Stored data
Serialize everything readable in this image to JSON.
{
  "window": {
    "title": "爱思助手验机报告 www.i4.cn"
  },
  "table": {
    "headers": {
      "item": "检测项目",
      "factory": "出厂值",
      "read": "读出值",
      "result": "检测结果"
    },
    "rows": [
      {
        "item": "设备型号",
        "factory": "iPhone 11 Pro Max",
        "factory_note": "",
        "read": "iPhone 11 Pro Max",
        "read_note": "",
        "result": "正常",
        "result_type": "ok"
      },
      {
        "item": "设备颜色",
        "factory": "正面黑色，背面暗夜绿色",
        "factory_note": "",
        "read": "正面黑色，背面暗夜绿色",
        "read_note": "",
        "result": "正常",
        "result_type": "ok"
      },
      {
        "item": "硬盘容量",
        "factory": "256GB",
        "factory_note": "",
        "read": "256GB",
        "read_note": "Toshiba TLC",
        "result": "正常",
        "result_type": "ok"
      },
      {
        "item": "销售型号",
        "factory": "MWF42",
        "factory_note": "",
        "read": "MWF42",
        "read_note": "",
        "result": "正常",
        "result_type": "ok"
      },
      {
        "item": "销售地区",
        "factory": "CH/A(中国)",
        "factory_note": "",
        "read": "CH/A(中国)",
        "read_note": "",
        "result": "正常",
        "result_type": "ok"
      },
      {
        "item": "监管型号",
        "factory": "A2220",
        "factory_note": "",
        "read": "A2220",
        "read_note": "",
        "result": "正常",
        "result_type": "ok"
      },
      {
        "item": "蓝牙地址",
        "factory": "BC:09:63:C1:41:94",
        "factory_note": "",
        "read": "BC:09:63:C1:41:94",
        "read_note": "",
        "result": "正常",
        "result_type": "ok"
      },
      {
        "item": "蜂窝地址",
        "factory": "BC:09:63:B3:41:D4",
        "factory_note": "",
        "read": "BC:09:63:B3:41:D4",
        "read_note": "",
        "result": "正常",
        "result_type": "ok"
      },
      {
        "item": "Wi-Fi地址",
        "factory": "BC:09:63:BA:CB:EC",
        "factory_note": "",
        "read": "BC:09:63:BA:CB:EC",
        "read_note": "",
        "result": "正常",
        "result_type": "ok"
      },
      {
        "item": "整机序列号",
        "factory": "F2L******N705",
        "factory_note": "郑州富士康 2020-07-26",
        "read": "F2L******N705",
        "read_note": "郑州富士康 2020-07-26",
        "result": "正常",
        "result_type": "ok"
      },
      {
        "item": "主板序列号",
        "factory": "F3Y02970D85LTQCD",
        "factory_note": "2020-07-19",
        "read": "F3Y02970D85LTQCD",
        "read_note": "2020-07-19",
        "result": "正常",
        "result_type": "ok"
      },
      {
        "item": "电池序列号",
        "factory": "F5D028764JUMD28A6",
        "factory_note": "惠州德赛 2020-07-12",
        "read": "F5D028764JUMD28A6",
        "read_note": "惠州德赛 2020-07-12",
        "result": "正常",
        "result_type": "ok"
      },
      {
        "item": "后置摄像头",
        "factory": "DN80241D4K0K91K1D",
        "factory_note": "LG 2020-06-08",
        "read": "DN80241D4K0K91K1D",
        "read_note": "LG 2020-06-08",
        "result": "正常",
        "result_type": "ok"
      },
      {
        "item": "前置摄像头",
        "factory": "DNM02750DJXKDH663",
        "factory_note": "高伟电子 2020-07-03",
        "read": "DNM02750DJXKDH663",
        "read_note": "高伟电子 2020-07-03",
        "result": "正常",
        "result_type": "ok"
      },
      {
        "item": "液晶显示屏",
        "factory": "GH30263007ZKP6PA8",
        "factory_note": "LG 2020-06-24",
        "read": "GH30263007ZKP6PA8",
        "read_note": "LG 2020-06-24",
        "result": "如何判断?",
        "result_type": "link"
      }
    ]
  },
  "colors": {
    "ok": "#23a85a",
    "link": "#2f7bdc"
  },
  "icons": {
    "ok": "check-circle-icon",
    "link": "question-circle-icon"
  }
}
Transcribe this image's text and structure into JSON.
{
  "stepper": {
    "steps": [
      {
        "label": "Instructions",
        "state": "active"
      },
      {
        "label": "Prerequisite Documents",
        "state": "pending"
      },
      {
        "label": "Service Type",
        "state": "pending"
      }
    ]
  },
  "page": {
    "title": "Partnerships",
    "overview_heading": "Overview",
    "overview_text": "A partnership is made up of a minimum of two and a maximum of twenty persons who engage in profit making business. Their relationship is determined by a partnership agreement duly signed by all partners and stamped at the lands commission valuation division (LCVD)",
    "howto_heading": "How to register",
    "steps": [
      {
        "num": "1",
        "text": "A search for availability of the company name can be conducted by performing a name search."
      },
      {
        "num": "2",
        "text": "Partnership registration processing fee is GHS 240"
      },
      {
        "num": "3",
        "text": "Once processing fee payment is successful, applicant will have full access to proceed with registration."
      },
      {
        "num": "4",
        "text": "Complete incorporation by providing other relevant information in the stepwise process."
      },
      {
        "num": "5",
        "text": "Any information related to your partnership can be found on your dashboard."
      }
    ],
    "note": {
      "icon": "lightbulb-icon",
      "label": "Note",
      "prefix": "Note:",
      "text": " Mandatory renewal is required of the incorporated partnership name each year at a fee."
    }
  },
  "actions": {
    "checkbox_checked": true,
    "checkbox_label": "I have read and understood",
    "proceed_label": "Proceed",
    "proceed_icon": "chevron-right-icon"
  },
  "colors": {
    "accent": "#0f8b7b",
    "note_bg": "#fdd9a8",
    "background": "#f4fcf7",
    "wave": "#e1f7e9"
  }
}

_Task objective:_ Check each line above for the word "惠州德赛" and copy the ones that have it.

_Result of this task:_
        "factory_note": "惠州德赛 2020-07-12",
        "read_note": "惠州德赛 2020-07-12",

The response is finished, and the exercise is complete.